___ EXTRACTED ENTRIES
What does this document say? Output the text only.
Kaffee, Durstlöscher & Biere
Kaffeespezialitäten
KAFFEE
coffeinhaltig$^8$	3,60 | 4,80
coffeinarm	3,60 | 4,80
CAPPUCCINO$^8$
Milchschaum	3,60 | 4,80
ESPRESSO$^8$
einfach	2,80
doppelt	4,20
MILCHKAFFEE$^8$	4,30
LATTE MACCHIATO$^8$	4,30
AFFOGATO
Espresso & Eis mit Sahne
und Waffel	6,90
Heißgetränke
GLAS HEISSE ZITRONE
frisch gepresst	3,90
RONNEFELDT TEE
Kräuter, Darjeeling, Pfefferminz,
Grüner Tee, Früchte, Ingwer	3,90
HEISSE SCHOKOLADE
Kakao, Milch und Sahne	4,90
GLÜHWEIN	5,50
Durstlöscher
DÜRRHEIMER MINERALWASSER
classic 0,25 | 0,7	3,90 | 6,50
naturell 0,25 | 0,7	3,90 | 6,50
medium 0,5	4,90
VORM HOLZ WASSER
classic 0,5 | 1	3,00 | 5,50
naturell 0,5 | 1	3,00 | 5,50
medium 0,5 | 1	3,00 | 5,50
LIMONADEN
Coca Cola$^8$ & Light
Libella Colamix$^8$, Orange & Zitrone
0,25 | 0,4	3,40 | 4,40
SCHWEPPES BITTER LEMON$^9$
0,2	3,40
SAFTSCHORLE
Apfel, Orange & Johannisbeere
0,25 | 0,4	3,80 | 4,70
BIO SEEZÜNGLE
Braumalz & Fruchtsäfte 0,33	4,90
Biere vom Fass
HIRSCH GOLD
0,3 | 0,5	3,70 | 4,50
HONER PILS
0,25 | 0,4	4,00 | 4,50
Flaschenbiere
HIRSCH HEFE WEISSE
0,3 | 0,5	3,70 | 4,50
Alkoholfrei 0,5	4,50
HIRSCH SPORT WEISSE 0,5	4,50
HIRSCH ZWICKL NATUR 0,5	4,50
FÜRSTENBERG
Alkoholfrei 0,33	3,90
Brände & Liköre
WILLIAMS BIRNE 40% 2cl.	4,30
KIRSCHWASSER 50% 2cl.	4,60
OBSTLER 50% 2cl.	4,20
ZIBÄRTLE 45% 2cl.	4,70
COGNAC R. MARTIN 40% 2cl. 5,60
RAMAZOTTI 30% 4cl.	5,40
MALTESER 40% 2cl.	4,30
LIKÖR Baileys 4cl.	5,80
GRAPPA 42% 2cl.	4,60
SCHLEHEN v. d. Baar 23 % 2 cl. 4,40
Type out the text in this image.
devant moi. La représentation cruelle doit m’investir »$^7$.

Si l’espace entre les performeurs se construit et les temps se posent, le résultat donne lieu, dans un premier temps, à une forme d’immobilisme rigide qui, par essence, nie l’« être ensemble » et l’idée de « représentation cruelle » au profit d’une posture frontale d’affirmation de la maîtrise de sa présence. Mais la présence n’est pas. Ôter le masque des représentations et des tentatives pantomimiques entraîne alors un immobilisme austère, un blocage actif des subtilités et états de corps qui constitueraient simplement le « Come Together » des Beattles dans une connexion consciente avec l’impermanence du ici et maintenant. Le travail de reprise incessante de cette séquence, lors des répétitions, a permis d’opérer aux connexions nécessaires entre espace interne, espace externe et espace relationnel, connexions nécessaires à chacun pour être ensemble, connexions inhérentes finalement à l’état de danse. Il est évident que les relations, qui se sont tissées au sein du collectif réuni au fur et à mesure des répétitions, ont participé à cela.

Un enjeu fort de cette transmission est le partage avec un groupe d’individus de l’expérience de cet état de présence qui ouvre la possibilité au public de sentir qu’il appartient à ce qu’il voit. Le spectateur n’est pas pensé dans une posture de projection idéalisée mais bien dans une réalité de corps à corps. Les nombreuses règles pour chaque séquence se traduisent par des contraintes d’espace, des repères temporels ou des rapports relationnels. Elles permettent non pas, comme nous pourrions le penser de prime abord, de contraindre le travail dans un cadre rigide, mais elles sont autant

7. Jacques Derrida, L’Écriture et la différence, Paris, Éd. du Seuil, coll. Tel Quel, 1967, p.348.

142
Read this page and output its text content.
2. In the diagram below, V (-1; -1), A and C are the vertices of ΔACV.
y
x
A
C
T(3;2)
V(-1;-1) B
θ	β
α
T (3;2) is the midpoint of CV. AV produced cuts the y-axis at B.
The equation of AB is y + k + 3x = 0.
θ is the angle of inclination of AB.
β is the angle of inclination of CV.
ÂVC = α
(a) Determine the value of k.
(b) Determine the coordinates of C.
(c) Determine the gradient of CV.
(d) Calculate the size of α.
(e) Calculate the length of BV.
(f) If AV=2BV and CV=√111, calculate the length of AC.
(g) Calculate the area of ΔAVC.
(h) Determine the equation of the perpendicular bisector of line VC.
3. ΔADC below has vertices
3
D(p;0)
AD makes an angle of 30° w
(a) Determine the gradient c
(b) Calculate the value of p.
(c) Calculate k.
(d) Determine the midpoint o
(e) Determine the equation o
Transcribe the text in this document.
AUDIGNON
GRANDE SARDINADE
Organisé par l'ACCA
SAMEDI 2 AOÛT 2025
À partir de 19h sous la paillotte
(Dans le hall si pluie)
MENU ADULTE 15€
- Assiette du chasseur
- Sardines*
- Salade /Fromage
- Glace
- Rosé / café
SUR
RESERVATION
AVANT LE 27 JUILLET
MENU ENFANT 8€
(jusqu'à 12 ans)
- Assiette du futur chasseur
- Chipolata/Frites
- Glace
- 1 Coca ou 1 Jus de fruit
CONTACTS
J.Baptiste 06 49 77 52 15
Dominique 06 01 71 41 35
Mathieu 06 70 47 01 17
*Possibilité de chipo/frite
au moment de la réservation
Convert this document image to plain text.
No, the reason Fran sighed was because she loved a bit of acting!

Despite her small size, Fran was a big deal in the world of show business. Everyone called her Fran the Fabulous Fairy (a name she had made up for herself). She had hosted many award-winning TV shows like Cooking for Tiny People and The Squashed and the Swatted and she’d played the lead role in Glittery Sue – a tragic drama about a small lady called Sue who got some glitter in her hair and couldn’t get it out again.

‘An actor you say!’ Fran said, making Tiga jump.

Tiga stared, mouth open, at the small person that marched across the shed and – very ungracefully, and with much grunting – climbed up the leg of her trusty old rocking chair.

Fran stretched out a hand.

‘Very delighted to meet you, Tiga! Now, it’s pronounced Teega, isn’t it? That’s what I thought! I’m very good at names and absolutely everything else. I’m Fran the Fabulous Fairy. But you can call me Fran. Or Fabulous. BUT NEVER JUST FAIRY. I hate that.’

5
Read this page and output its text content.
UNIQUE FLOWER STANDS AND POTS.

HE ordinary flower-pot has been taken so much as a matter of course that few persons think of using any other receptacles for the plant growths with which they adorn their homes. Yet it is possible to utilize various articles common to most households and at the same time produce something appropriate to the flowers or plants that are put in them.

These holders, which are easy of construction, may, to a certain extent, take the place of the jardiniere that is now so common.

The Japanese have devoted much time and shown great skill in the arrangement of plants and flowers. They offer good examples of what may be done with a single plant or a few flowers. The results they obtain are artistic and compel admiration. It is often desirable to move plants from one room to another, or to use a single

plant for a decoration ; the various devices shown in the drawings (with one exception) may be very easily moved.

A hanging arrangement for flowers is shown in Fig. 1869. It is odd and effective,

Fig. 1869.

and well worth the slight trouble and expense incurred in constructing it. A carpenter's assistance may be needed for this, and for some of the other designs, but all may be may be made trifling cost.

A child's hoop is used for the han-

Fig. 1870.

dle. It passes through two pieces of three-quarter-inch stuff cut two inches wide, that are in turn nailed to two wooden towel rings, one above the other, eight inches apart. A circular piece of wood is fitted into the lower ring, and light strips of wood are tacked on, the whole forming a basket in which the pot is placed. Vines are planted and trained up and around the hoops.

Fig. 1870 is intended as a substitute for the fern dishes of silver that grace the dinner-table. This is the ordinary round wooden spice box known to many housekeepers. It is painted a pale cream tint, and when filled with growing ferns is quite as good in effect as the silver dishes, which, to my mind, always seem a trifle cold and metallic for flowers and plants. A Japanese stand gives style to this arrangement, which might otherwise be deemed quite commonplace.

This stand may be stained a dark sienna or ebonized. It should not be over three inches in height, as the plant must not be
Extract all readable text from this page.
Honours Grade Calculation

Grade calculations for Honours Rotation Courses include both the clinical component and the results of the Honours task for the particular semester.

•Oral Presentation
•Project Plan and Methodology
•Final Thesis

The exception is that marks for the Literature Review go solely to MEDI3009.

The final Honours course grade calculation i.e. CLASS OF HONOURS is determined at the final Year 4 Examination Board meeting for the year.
______
◆ EXERCISE INSTRUCTIONS: Scan the material for lines with the word "much", and copy each line you find.

◆ REPLY:
Tiga stared, mouth open, at the small person that marched across the shed and – very ungracefully, and with much grunting – climbed up the leg of her trusty old rocking chair.
HE ordinary flower-pot has been taken so much as a matter of course that few persons think of using any other receptacles for the plant growths with which they adorn their homes. Yet it is possible to utilize various articles common to most households and at the same time produce something appropriate to the flowers or plants that are put in them.
The Japanese have devoted much time and shown great skill in the arrangement of plants and flowers. They offer good examples of what may be done with a single plant or a few flowers. The results they obtain are artistic and compel admiration. It is often desirable to move plants from one room to another, or to use a single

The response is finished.